■ Work instructions: Make an exact copy of all the data.

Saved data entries
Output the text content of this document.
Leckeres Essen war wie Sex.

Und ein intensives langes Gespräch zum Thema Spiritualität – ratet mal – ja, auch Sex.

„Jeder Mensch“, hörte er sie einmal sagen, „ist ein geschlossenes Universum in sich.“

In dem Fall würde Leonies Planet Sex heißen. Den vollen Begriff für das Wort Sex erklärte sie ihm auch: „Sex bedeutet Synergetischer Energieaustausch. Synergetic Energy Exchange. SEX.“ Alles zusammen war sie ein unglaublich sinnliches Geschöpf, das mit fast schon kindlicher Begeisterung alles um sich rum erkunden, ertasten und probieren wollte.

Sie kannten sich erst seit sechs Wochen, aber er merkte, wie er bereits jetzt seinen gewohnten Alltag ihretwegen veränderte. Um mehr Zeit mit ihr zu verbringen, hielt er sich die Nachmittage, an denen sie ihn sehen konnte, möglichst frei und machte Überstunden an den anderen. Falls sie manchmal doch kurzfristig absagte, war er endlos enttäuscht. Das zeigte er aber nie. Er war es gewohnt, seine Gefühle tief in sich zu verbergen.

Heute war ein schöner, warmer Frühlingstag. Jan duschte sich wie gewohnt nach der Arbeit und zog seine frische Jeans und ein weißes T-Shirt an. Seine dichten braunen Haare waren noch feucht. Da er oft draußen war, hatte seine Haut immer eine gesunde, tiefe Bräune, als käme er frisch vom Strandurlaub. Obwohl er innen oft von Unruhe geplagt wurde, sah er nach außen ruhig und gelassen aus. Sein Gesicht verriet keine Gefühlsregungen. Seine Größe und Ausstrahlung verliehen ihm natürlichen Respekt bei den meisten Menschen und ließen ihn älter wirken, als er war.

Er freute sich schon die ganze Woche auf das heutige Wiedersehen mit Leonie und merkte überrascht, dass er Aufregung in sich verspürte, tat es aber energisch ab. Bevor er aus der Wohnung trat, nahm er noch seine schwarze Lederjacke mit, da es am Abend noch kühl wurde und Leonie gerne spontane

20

■ Result of this exercise:
Output the text content of this document.
Leckeres Essen war wie Sex.

Und ein intensives langes Gespräch zum Thema Spiritualität – ratet mal – ja, auch Sex.

„Jeder Mensch“, hörte er sie einmal sagen, „ist ein geschlossenes Universum in sich.“

In dem Fall würde Leonies Planet Sex heißen. Den vollen Begriff für das Wort Sex erklärte sie ihm auch: „Sex bedeutet Synergetischer Energieaustausch. Synergetic Energy Exchange. SEX.“ Alles zusammen war sie ein unglaublich sinnliches Geschöpf, das mit fast schon kindlicher Begeisterung alles um sich rum erkunden, ertasten und probieren wollte.

Sie kannten sich erst seit sechs Wochen, aber er merkte, wie er bereits jetzt seinen gewohnten Alltag ihretwegen veränderte. Um mehr Zeit mit ihr zu verbringen, hielt er sich die Nachmittage, an denen sie ihn sehen konnte, möglichst frei und machte Überstunden an den anderen. Falls sie manchmal doch kurzfristig absagte, war er endlos enttäuscht. Das zeigte er aber nie. Er war es gewohnt, seine Gefühle tief in sich zu verbergen.

Heute war ein schöner, warmer Frühlingstag. Jan duschte sich wie gewohnt nach der Arbeit und zog seine frische Jeans und ein weißes T-Shirt an. Seine dichten braunen Haare waren noch feucht. Da er oft draußen war, hatte seine Haut immer eine gesunde, tiefe Bräune, als käme er frisch vom Strandurlaub. Obwohl er innen oft von Unruhe geplagt wurde, sah er nach außen ruhig und gelassen aus. Sein Gesicht verriet keine Gefühlsregungen. Seine Größe und Ausstrahlung verliehen ihm natürlichen Respekt bei den meisten Menschen und ließen ihn älter wirken, als er war.

Er freute sich schon die ganze Woche auf das heutige Wiedersehen mit Leonie und merkte überrascht, dass er Aufregung in sich verspürte, tat es aber energisch ab. Bevor er aus der Wohnung trat, nahm er noch seine schwarze Lederjacke mit, da es am Abend noch kühl wurde und Leonie gerne spontane

20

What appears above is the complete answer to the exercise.